▶ **RECORDS SHOWN**:
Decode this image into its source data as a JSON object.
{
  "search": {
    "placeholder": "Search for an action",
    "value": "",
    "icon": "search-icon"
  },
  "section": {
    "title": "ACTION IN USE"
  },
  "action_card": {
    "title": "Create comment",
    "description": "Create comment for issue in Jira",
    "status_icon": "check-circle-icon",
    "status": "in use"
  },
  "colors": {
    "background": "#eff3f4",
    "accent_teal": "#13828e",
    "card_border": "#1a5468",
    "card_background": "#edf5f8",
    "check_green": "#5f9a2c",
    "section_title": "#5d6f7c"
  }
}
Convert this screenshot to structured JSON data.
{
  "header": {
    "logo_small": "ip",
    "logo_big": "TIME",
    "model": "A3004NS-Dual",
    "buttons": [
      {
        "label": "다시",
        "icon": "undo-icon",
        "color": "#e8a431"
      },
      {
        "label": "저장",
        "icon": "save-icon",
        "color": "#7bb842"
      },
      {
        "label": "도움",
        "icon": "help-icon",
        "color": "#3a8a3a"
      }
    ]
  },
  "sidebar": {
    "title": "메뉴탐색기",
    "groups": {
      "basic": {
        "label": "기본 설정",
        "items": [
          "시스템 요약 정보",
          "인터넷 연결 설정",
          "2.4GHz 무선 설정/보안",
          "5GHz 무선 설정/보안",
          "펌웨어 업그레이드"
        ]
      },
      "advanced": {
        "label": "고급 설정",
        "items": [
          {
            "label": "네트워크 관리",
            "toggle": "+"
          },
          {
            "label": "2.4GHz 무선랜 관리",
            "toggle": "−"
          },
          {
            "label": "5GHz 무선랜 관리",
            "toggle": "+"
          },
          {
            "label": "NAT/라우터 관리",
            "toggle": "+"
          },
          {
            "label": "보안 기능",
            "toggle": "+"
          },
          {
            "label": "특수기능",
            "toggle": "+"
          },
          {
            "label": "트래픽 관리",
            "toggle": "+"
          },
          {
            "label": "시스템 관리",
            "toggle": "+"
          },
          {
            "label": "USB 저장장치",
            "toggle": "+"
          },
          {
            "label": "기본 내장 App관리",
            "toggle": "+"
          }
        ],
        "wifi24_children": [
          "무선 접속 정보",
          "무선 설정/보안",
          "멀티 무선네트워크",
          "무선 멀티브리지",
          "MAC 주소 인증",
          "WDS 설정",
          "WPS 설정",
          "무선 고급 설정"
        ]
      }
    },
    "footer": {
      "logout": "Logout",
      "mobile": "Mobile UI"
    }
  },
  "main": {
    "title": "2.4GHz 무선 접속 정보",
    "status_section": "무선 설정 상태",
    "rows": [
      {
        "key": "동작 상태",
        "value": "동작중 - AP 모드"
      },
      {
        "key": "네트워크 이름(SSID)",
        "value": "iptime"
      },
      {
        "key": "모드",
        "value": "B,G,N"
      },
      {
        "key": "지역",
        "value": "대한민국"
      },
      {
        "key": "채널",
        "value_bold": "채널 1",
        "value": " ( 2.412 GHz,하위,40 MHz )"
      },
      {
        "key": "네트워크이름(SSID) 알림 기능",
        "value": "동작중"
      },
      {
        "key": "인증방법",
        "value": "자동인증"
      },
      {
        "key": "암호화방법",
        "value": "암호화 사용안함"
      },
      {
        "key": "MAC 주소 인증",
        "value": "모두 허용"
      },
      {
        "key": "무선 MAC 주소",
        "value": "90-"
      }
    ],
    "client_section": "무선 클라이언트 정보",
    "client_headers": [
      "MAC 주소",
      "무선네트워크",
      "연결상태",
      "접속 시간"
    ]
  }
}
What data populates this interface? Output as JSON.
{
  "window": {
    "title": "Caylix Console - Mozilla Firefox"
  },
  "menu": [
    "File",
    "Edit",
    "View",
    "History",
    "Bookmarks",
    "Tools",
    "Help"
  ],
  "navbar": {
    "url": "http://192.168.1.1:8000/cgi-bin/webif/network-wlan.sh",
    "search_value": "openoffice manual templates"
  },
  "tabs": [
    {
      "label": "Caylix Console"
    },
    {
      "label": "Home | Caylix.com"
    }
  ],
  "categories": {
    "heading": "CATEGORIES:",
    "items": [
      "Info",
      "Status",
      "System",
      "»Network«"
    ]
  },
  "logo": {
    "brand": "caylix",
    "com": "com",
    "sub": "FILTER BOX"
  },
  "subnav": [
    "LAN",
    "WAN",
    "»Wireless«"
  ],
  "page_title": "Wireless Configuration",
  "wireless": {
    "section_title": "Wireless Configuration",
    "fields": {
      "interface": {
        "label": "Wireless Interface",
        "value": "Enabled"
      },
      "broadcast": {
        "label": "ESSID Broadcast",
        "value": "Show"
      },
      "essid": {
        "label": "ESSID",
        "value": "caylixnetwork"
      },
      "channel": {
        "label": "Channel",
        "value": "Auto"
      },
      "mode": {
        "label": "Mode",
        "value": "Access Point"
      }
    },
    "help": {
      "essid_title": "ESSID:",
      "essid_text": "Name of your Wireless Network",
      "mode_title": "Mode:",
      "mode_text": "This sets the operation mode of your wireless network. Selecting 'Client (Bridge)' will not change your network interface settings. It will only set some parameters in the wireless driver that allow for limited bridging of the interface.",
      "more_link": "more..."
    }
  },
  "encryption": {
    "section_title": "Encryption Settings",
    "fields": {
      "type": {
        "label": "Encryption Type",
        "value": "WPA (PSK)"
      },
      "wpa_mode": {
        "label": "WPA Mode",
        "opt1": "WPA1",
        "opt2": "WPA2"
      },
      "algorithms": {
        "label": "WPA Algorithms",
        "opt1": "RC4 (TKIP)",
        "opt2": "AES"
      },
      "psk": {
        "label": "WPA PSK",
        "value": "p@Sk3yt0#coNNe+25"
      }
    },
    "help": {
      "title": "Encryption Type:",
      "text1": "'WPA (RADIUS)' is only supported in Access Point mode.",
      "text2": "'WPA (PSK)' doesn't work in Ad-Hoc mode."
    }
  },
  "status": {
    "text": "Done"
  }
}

▶ **WRITTEN INSTRUCTION**: Reproduce all the data word for word.

▶ **RESPONSE FOR THIS EXERCISE**:
Decode this image into its source data as a JSON object.
{
  "search": {
    "placeholder": "Search for an action",
    "value": "",
    "icon": "search-icon"
  },
  "section": {
    "title": "ACTION IN USE"
  },
  "action_card": {
    "title": "Create comment",
    "description": "Create comment for issue in Jira",
    "status_icon": "check-circle-icon",
    "status": "in use"
  },
  "colors": {
    "background": "#eff3f4",
    "accent_teal": "#13828e",
    "card_border": "#1a5468",
    "card_background": "#edf5f8",
    "check_green": "#5f9a2c",
    "section_title": "#5d6f7c"
  }
}
Convert this screenshot to structured JSON data.
{
  "header": {
    "logo_small": "ip",
    "logo_big": "TIME",
    "model": "A3004NS-Dual",
    "buttons": [
      {
        "label": "다시",
        "icon": "undo-icon",
        "color": "#e8a431"
      },
      {
        "label": "저장",
        "icon": "save-icon",
        "color": "#7bb842"
      },
      {
        "label": "도움",
        "icon": "help-icon",
        "color": "#3a8a3a"
      }
    ]
  },
  "sidebar": {
    "title": "메뉴탐색기",
    "groups": {
      "basic": {
        "label": "기본 설정",
        "items": [
          "시스템 요약 정보",
          "인터넷 연결 설정",
          "2.4GHz 무선 설정/보안",
          "5GHz 무선 설정/보안",
          "펌웨어 업그레이드"
        ]
      },
      "advanced": {
        "label": "고급 설정",
        "items": [
          {
            "label": "네트워크 관리",
            "toggle": "+"
          },
          {
            "label": "2.4GHz 무선랜 관리",
            "toggle": "−"
          },
          {
            "label": "5GHz 무선랜 관리",
            "toggle": "+"
          },
          {
            "label": "NAT/라우터 관리",
            "toggle": "+"
          },
          {
            "label": "보안 기능",
            "toggle": "+"
          },
          {
            "label": "특수기능",
            "toggle": "+"
          },
          {
            "label": "트래픽 관리",
            "toggle": "+"
          },
          {
            "label": "시스템 관리",
            "toggle": "+"
          },
          {
            "label": "USB 저장장치",
            "toggle": "+"
          },
          {
            "label": "기본 내장 App관리",
            "toggle": "+"
          }
        ],
        "wifi24_children": [
          "무선 접속 정보",
          "무선 설정/보안",
          "멀티 무선네트워크",
          "무선 멀티브리지",
          "MAC 주소 인증",
          "WDS 설정",
          "WPS 설정",
          "무선 고급 설정"
        ]
      }
    },
    "footer": {
      "logout": "Logout",
      "mobile": "Mobile UI"
    }
  },
  "main": {
    "title": "2.4GHz 무선 접속 정보",
    "status_section": "무선 설정 상태",
    "rows": [
      {
        "key": "동작 상태",
        "value": "동작중 - AP 모드"
      },
      {
        "key": "네트워크 이름(SSID)",
        "value": "iptime"
      },
      {
        "key": "모드",
        "value": "B,G,N"
      },
      {
        "key": "지역",
        "value": "대한민국"
      },
      {
        "key": "채널",
        "value_bold": "채널 1",
        "value": " ( 2.412 GHz,하위,40 MHz )"
      },
      {
        "key": "네트워크이름(SSID) 알림 기능",
        "value": "동작중"
      },
      {
        "key": "인증방법",
        "value": "자동인증"
      },
      {
        "key": "암호화방법",
        "value": "암호화 사용안함"
      },
      {
        "key": "MAC 주소 인증",
        "value": "모두 허용"
      },
      {
        "key": "무선 MAC 주소",
        "value": "90-"
      }
    ],
    "client_section": "무선 클라이언트 정보",
    "client_headers": [
      "MAC 주소",
      "무선네트워크",
      "연결상태",
      "접속 시간"
    ]
  }
}
What data populates this interface? Output as JSON.
{
  "window": {
    "title": "Caylix Console - Mozilla Firefox"
  },
  "menu": [
    "File",
    "Edit",
    "View",
    "History",
    "Bookmarks",
    "Tools",
    "Help"
  ],
  "navbar": {
    "url": "http://192.168.1.1:8000/cgi-bin/webif/network-wlan.sh",
    "search_value": "openoffice manual templates"
  },
  "tabs": [
    {
      "label": "Caylix Console"
    },
    {
      "label": "Home | Caylix.com"
    }
  ],
  "categories": {
    "heading": "CATEGORIES:",
    "items": [
      "Info",
      "Status",
      "System",
      "»Network«"
    ]
  },
  "logo": {
    "brand": "caylix",
    "com": "com",
    "sub": "FILTER BOX"
  },
  "subnav": [
    "LAN",
    "WAN",
    "»Wireless«"
  ],
  "page_title": "Wireless Configuration",
  "wireless": {
    "section_title": "Wireless Configuration",
    "fields": {
      "interface": {
        "label": "Wireless Interface",
        "value": "Enabled"
      },
      "broadcast": {
        "label": "ESSID Broadcast",
        "value": "Show"
      },
      "essid": {
        "label": "ESSID",
        "value": "caylixnetwork"
      },
      "channel": {
        "label": "Channel",
        "value": "Auto"
      },
      "mode": {
        "label": "Mode",
        "value": "Access Point"
      }
    },
    "help": {
      "essid_title": "ESSID:",
      "essid_text": "Name of your Wireless Network",
      "mode_title": "Mode:",
      "mode_text": "This sets the operation mode of your wireless network. Selecting 'Client (Bridge)' will not change your network interface settings. It will only set some parameters in the wireless driver that allow for limited bridging of the interface.",
      "more_link": "more..."
    }
  },
  "encryption": {
    "section_title": "Encryption Settings",
    "fields": {
      "type": {
        "label": "Encryption Type",
        "value": "WPA (PSK)"
      },
      "wpa_mode": {
        "label": "WPA Mode",
        "opt1": "WPA1",
        "opt2": "WPA2"
      },
      "algorithms": {
        "label": "WPA Algorithms",
        "opt1": "RC4 (TKIP)",
        "opt2": "AES"
      },
      "psk": {
        "label": "WPA PSK",
        "value": "p@Sk3yt0#coNNe+25"
      }
    },
    "help": {
      "title": "Encryption Type:",
      "text1": "'WPA (RADIUS)' is only supported in Access Point mode.",
      "text2": "'WPA (PSK)' doesn't work in Ad-Hoc mode."
    }
  },
  "status": {
    "text": "Done"
  }
}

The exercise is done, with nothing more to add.